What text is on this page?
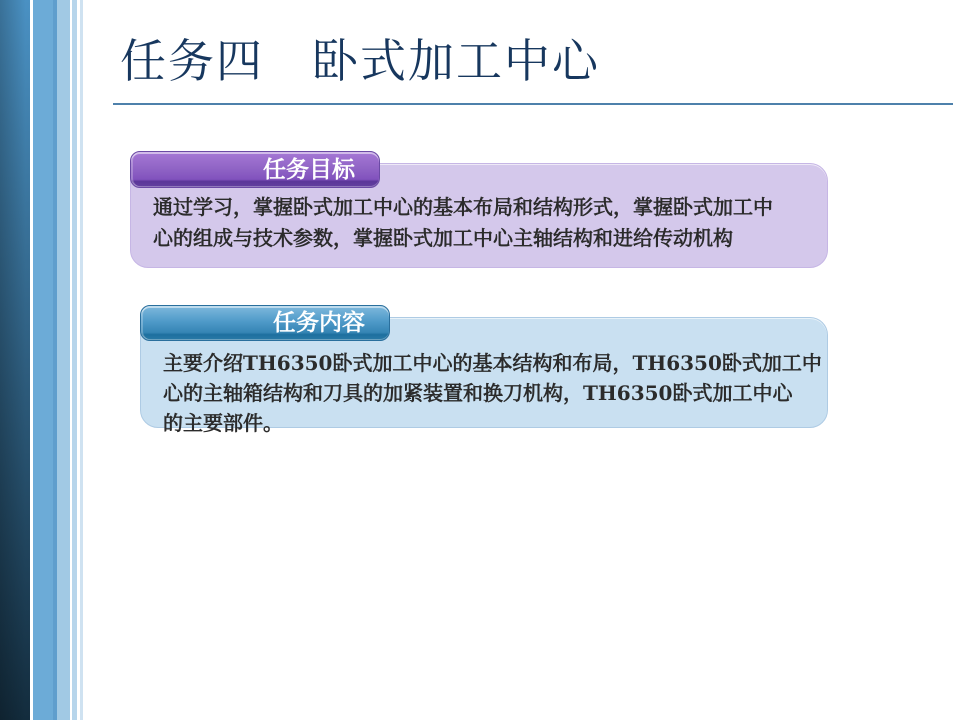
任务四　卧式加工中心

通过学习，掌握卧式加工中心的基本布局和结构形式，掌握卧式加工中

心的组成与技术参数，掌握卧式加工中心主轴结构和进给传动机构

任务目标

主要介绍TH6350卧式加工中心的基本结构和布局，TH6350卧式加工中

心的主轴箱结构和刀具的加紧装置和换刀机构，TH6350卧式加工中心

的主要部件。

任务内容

# # # # # # #

__Challenge__
Write the listing out a second time exactly, dropping all images.

__Reply__
What text is on this page?
任务四　卧式加工中心

通过学习，掌握卧式加工中心的基本布局和结构形式，掌握卧式加工中

心的组成与技术参数，掌握卧式加工中心主轴结构和进给传动机构

任务目标

主要介绍TH6350卧式加工中心的基本结构和布局，TH6350卧式加工中

心的主轴箱结构和刀具的加紧装置和换刀机构，TH6350卧式加工中心

的主要部件。

任务内容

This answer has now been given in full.